───── The records

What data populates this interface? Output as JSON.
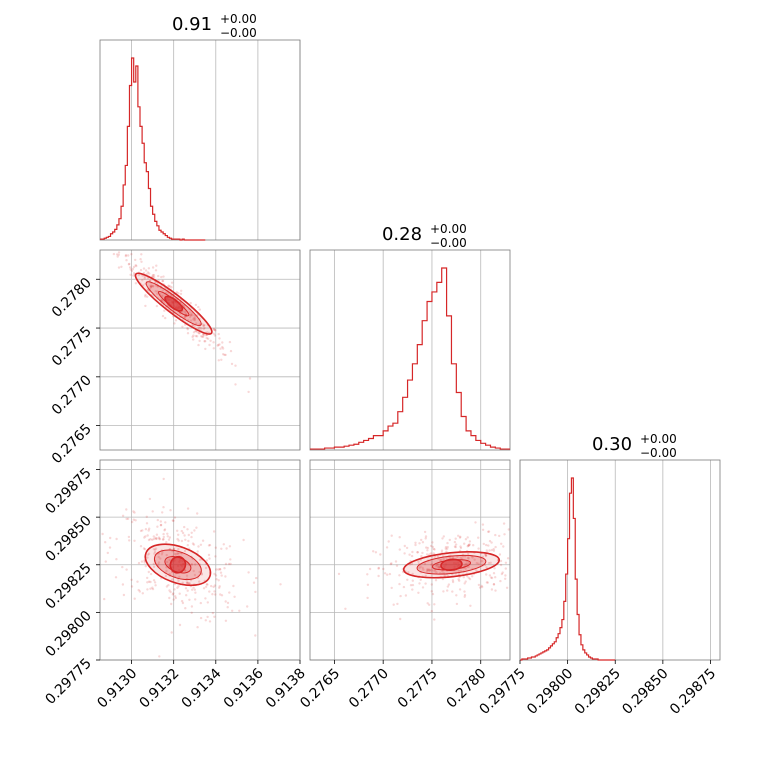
{
  "chart_data": {
    "type": "scatter",
    "plot_kind": "corner",
    "grid": true,
    "color": "#d62728",
    "parameters": [
      {
        "title_value": "0.91",
        "upper": "+0.00",
        "lower": "−0.00",
        "range": [
          0.91285,
          0.9138
        ],
        "ticks": [
          0.913,
          0.9132,
          0.9134,
          0.9136,
          0.9138
        ],
        "tick_labels": [
          "0.9130",
          "0.9132",
          "0.9134",
          "0.9136",
          "0.9138"
        ]
      },
      {
        "title_value": "0.28",
        "upper": "+0.00",
        "lower": "−0.00",
        "range": [
          0.27625,
          0.2783
        ],
        "ticks": [
          0.2765,
          0.277,
          0.2775,
          0.278
        ],
        "tick_labels": [
          "0.2765",
          "0.2770",
          "0.2775",
          "0.2780"
        ]
      },
      {
        "title_value": "0.30",
        "upper": "+0.00",
        "lower": "−0.00",
        "range": [
          0.29775,
          0.2988
        ],
        "ticks": [
          0.29775,
          0.298,
          0.29825,
          0.2985,
          0.29875
        ],
        "tick_labels": [
          "0.29775",
          "0.29800",
          "0.29825",
          "0.29850",
          "0.29875"
        ]
      }
    ],
    "histograms": [
      {
        "param": 0,
        "bin_width": 1e-05,
        "start": 0.91285,
        "counts": [
          1,
          1,
          2,
          3,
          4,
          7,
          9,
          12,
          17,
          24,
          38,
          62,
          84,
          128,
          174,
          205,
          178,
          196,
          150,
          128,
          109,
          87,
          77,
          58,
          38,
          29,
          21,
          16,
          11,
          9,
          7,
          5,
          3,
          2,
          1,
          1,
          1,
          1,
          0,
          1,
          0,
          0,
          0,
          0,
          0,
          0,
          0,
          0,
          0,
          0
        ]
      },
      {
        "param": 1,
        "bin_width": 5e-05,
        "start": 0.27625,
        "counts": [
          1,
          1,
          1,
          2,
          2,
          3,
          3,
          4,
          5,
          6,
          8,
          10,
          12,
          15,
          15,
          20,
          25,
          28,
          40,
          55,
          73,
          90,
          110,
          135,
          155,
          165,
          175,
          190,
          140,
          90,
          60,
          35,
          20,
          15,
          10,
          7,
          5,
          3,
          2,
          1,
          1
        ]
      },
      {
        "param": 2,
        "bin_width": 1e-05,
        "start": 0.29775,
        "counts": [
          0,
          1,
          1,
          1,
          2,
          2,
          3,
          3,
          4,
          5,
          6,
          7,
          8,
          9,
          10,
          12,
          14,
          16,
          18,
          22,
          26,
          32,
          40,
          58,
          85,
          120,
          165,
          180,
          140,
          80,
          45,
          25,
          15,
          10,
          7,
          5,
          3,
          2,
          1,
          1,
          1,
          0,
          0,
          0,
          0,
          0,
          0,
          0,
          0,
          0
        ]
      }
    ],
    "correlations": [
      {
        "x_param": 0,
        "y_param": 1,
        "center": [
          0.9132,
          0.27775
        ],
        "corr": -0.95
      },
      {
        "x_param": 0,
        "y_param": 2,
        "center": [
          0.91322,
          0.29825
        ],
        "corr": -0.45
      },
      {
        "x_param": 1,
        "y_param": 2,
        "center": [
          0.2777,
          0.29825
        ],
        "corr": 0.3
      }
    ]
  }
}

──────────

• **Exercise task**:
A faithful copy of the records above is needed, with the pictures left out.

• **The reply**:
What data populates this interface? Output as JSON.
{
  "chart_data": {
    "type": "scatter",
    "plot_kind": "corner",
    "grid": true,
    "color": "#d62728",
    "parameters": [
      {
        "title_value": "0.91",
        "upper": "+0.00",
        "lower": "−0.00",
        "range": [
          0.91285,
          0.9138
        ],
        "ticks": [
          0.913,
          0.9132,
          0.9134,
          0.9136,
          0.9138
        ],
        "tick_labels": [
          "0.9130",
          "0.9132",
          "0.9134",
          "0.9136",
          "0.9138"
        ]
      },
      {
        "title_value": "0.28",
        "upper": "+0.00",
        "lower": "−0.00",
        "range": [
          0.27625,
          0.2783
        ],
        "ticks": [
          0.2765,
          0.277,
          0.2775,
          0.278
        ],
        "tick_labels": [
          "0.2765",
          "0.2770",
          "0.2775",
          "0.2780"
        ]
      },
      {
        "title_value": "0.30",
        "upper": "+0.00",
        "lower": "−0.00",
        "range": [
          0.29775,
          0.2988
        ],
        "ticks": [
          0.29775,
          0.298,
          0.29825,
          0.2985,
          0.29875
        ],
        "tick_labels": [
          "0.29775",
          "0.29800",
          "0.29825",
          "0.29850",
          "0.29875"
        ]
      }
    ],
    "histograms": [
      {
        "param": 0,
        "bin_width": 1e-05,
        "start": 0.91285,
        "counts": [
          1,
          1,
          2,
          3,
          4,
          7,
          9,
          12,
          17,
          24,
          38,
          62,
          84,
          128,
          174,
          205,
          178,
          196,
          150,
          128,
          109,
          87,
          77,
          58,
          38,
          29,
          21,
          16,
          11,
          9,
          7,
          5,
          3,
          2,
          1,
          1,
          1,
          1,
          0,
          1,
          0,
          0,
          0,
          0,
          0,
          0,
          0,
          0,
          0,
          0
        ]
      },
      {
        "param": 1,
        "bin_width": 5e-05,
        "start": 0.27625,
        "counts": [
          1,
          1,
          1,
          2,
          2,
          3,
          3,
          4,
          5,
          6,
          8,
          10,
          12,
          15,
          15,
          20,
          25,
          28,
          40,
          55,
          73,
          90,
          110,
          135,
          155,
          165,
          175,
          190,
          140,
          90,
          60,
          35,
          20,
          15,
          10,
          7,
          5,
          3,
          2,
          1,
          1
        ]
      },
      {
        "param": 2,
        "bin_width": 1e-05,
        "start": 0.29775,
        "counts": [
          0,
          1,
          1,
          1,
          2,
          2,
          3,
          3,
          4,
          5,
          6,
          7,
          8,
          9,
          10,
          12,
          14,
          16,
          18,
          22,
          26,
          32,
          40,
          58,
          85,
          120,
          165,
          180,
          140,
          80,
          45,
          25,
          15,
          10,
          7,
          5,
          3,
          2,
          1,
          1,
          1,
          0,
          0,
          0,
          0,
          0,
          0,
          0,
          0,
          0
        ]
      }
    ],
    "correlations": [
      {
        "x_param": 0,
        "y_param": 1,
        "center": [
          0.9132,
          0.27775
        ],
        "corr": -0.95
      },
      {
        "x_param": 0,
        "y_param": 2,
        "center": [
          0.91322,
          0.29825
        ],
        "corr": -0.45
      },
      {
        "x_param": 1,
        "y_param": 2,
        "center": [
          0.2777,
          0.29825
        ],
        "corr": 0.3
      }
    ]
  }
}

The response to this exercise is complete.